| EXERCISE |
Check every line of the entries that follow, and copy the ones containing "about".

| INPUT FOR THIS TASK |

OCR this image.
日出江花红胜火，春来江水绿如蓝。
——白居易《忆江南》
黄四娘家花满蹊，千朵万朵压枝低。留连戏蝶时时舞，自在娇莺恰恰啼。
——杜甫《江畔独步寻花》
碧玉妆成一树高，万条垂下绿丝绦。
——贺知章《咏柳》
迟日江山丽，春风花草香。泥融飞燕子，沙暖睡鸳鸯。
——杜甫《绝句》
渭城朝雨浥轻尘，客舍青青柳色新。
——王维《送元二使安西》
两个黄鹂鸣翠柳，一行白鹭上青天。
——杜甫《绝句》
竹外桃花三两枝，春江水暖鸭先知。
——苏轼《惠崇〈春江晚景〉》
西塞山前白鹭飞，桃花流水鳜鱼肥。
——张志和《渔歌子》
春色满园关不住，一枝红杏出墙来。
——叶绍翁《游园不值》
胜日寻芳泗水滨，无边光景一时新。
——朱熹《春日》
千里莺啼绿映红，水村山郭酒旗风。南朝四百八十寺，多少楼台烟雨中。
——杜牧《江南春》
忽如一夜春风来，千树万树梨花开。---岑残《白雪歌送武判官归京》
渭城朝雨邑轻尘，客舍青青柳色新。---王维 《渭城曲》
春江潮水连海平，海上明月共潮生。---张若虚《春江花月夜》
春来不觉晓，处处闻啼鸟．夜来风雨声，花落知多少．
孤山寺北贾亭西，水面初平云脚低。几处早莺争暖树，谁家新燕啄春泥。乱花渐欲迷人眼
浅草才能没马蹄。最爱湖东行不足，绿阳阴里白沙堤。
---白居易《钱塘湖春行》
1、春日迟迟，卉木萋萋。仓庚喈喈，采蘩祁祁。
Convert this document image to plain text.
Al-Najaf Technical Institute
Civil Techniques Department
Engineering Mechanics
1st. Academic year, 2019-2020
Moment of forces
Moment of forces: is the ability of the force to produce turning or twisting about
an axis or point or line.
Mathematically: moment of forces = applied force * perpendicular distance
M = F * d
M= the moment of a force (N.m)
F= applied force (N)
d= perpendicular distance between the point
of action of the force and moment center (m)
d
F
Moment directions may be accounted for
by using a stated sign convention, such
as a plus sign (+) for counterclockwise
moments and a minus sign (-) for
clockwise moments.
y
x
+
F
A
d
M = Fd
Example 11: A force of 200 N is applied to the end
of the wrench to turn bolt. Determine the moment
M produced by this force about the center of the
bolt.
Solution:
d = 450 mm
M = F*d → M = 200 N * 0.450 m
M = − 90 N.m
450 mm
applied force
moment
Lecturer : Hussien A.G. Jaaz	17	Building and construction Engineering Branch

| CORRECT OUTPUT |
Moment of forces: is the ability of the force to produce turning or twisting about
M produced by this force about the center of the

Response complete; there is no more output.